▸ **TASK TO COMPLETE**
Leaving out the pictures, please retype each record exactly.

Dataset excerpts
** Start **
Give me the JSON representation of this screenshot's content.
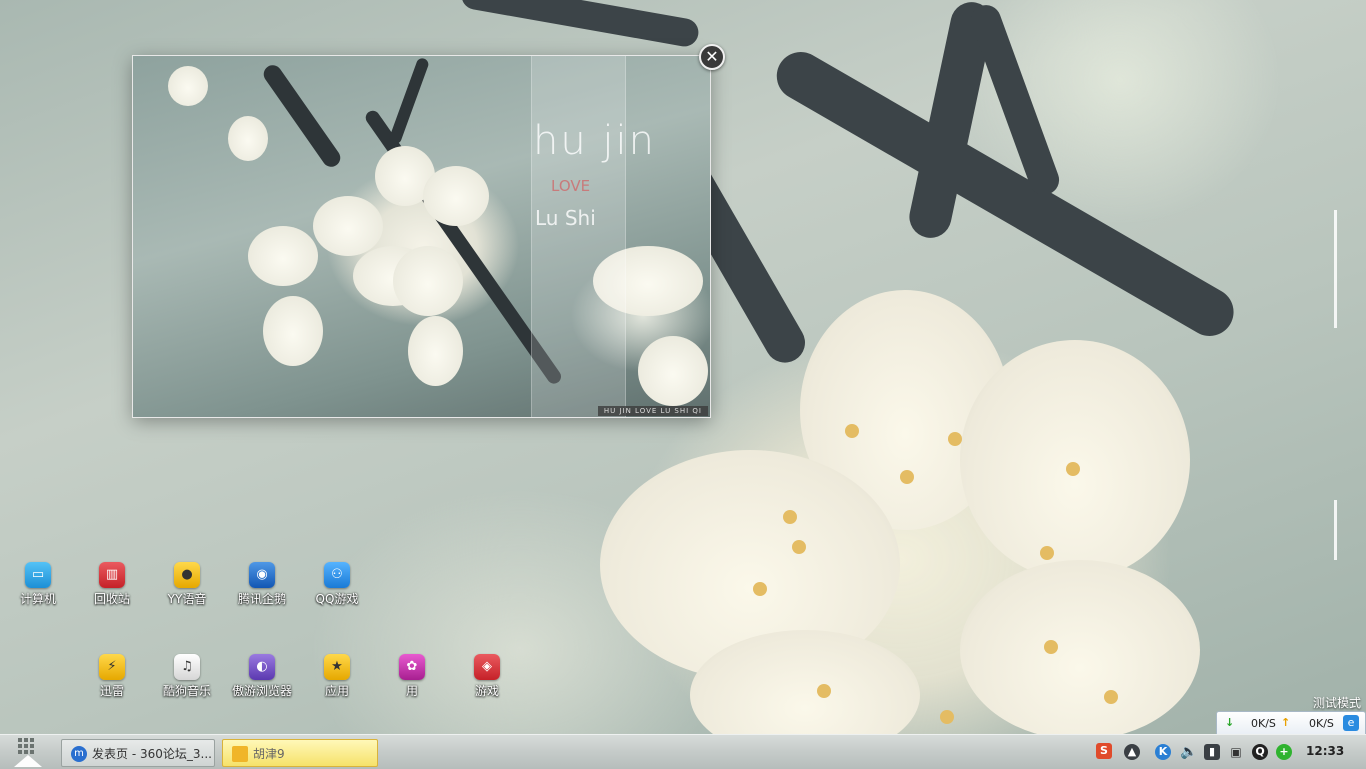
{
  "photo_window": {
    "title_line1": "hu jin",
    "title_line2": "LOVE",
    "title_line3": "Lu Shi",
    "footer": "HU JIN  LOVE  LU SHI QI",
    "close_label": "✕"
  },
  "desktop_icons_row1": [
    {
      "label": "计算机",
      "icon": "computer-icon",
      "color": "#2aa6e8"
    },
    {
      "label": "回收站",
      "icon": "recycle-bin-icon",
      "color": "#d9333a"
    },
    {
      "label": "YY语音",
      "icon": "yy-voice-icon",
      "color": "#f3b911"
    },
    {
      "label": "腾讯企鹅",
      "icon": "tencent-penguin-icon",
      "color": "#1f73d0"
    },
    {
      "label": "QQ游戏",
      "icon": "qq-game-icon",
      "color": "#2792e8"
    }
  ],
  "desktop_icons_row2": [
    {
      "label": "迅雷",
      "icon": "thunder-icon",
      "color": "#f3b911"
    },
    {
      "label": "酷狗音乐",
      "icon": "kugou-music-icon",
      "color": "#e9e9e9"
    },
    {
      "label": "傲游浏览器",
      "icon": "maxthon-browser-icon",
      "color": "#7a57c9"
    },
    {
      "label": "应用",
      "icon": "apps-icon",
      "color": "#f3b911"
    },
    {
      "label": "用",
      "icon": "app-icon",
      "color": "#d43bb8"
    },
    {
      "label": "游戏",
      "icon": "game-icon",
      "color": "#d9333a"
    }
  ],
  "taskbar": {
    "tasks": [
      {
        "label": "发表页 - 360论坛_3...",
        "icon": "maxthon-icon"
      },
      {
        "label": "胡津9",
        "icon": "folder-icon"
      }
    ],
    "clock": "12:33"
  },
  "net_speed": {
    "download": "0K/S",
    "upload": "0K/S"
  },
  "test_mode_label": "测试模式",
  "colors": {
    "taskbar_bg": "#c5cbc9",
    "active_task": "#f6e26a",
    "accent": "#2aa6e8"
  }
}
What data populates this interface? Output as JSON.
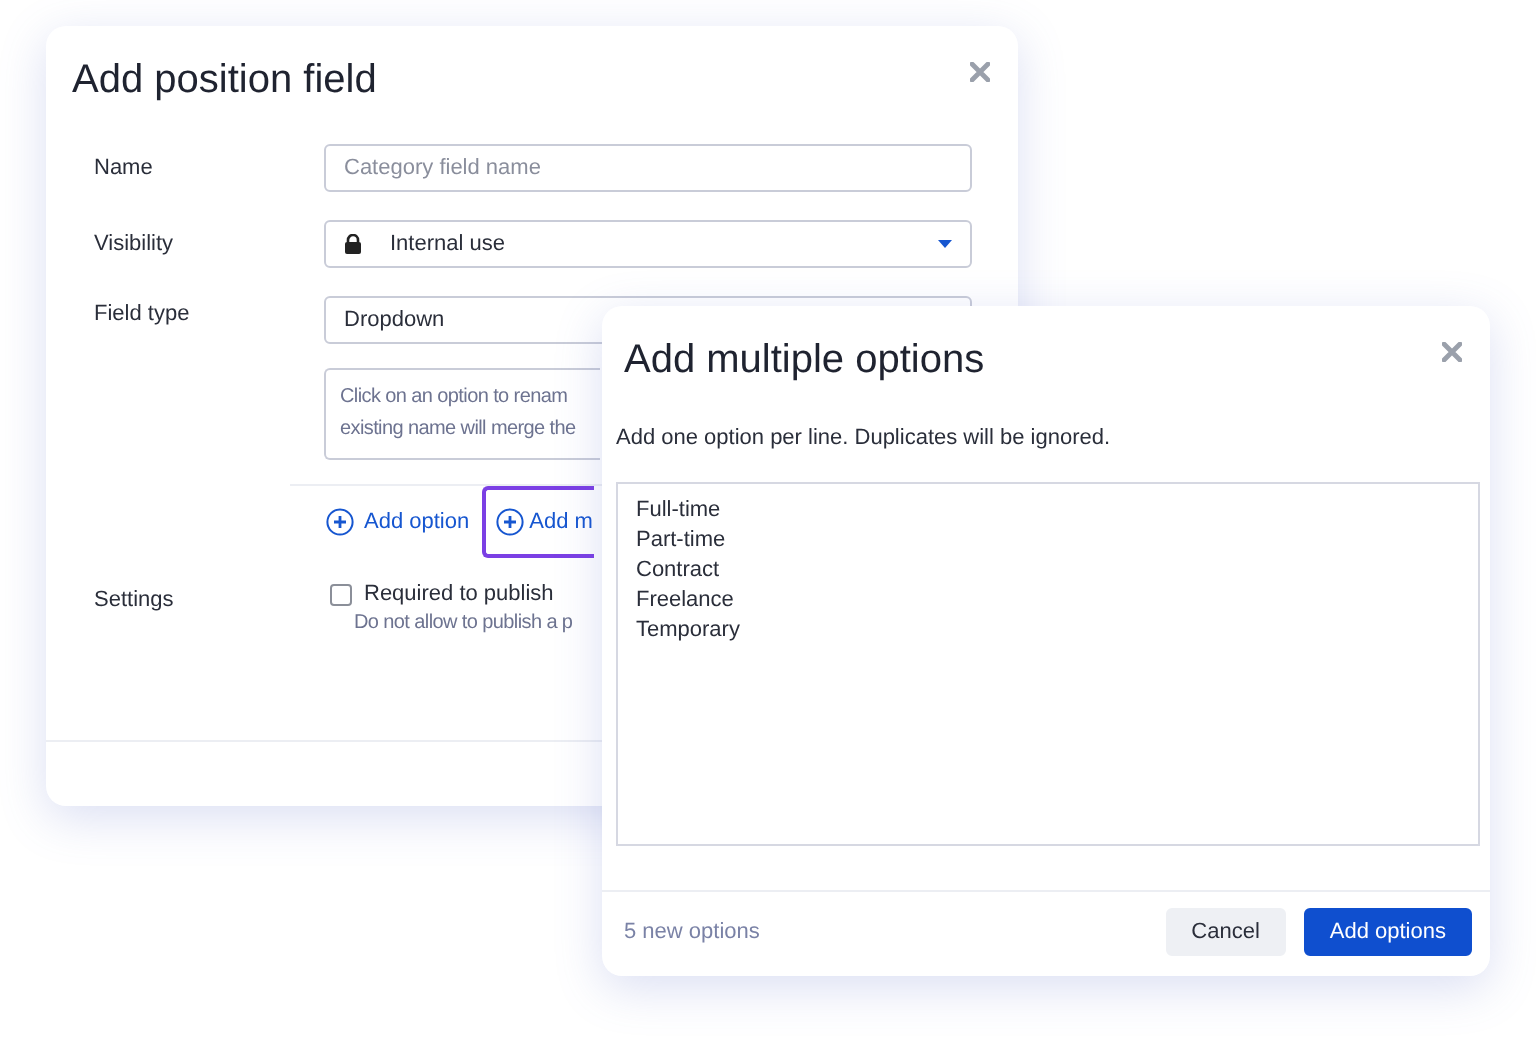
** End **
▸ **TASK RESULT**
Give me the JSON representation of this screenshot's content.
{
  "photo_window": {
    "title_line1": "hu jin",
    "title_line2": "LOVE",
    "title_line3": "Lu Shi",
    "footer": "HU JIN  LOVE  LU SHI QI",
    "close_label": "✕"
  },
  "desktop_icons_row1": [
    {
      "label": "计算机",
      "icon": "computer-icon",
      "color": "#2aa6e8"
    },
    {
      "label": "回收站",
      "icon": "recycle-bin-icon",
      "color": "#d9333a"
    },
    {
      "label": "YY语音",
      "icon": "yy-voice-icon",
      "color": "#f3b911"
    },
    {
      "label": "腾讯企鹅",
      "icon": "tencent-penguin-icon",
      "color": "#1f73d0"
    },
    {
      "label": "QQ游戏",
      "icon": "qq-game-icon",
      "color": "#2792e8"
    }
  ],
  "desktop_icons_row2": [
    {
      "label": "迅雷",
      "icon": "thunder-icon",
      "color": "#f3b911"
    },
    {
      "label": "酷狗音乐",
      "icon": "kugou-music-icon",
      "color": "#e9e9e9"
    },
    {
      "label": "傲游浏览器",
      "icon": "maxthon-browser-icon",
      "color": "#7a57c9"
    },
    {
      "label": "应用",
      "icon": "apps-icon",
      "color": "#f3b911"
    },
    {
      "label": "用",
      "icon": "app-icon",
      "color": "#d43bb8"
    },
    {
      "label": "游戏",
      "icon": "game-icon",
      "color": "#d9333a"
    }
  ],
  "taskbar": {
    "tasks": [
      {
        "label": "发表页 - 360论坛_3...",
        "icon": "maxthon-icon"
      },
      {
        "label": "胡津9",
        "icon": "folder-icon"
      }
    ],
    "clock": "12:33"
  },
  "net_speed": {
    "download": "0K/S",
    "upload": "0K/S"
  },
  "test_mode_label": "测试模式",
  "colors": {
    "taskbar_bg": "#c5cbc9",
    "active_task": "#f6e26a",
    "accent": "#2aa6e8"
  }
}
What data populates this interface? Output as JSON.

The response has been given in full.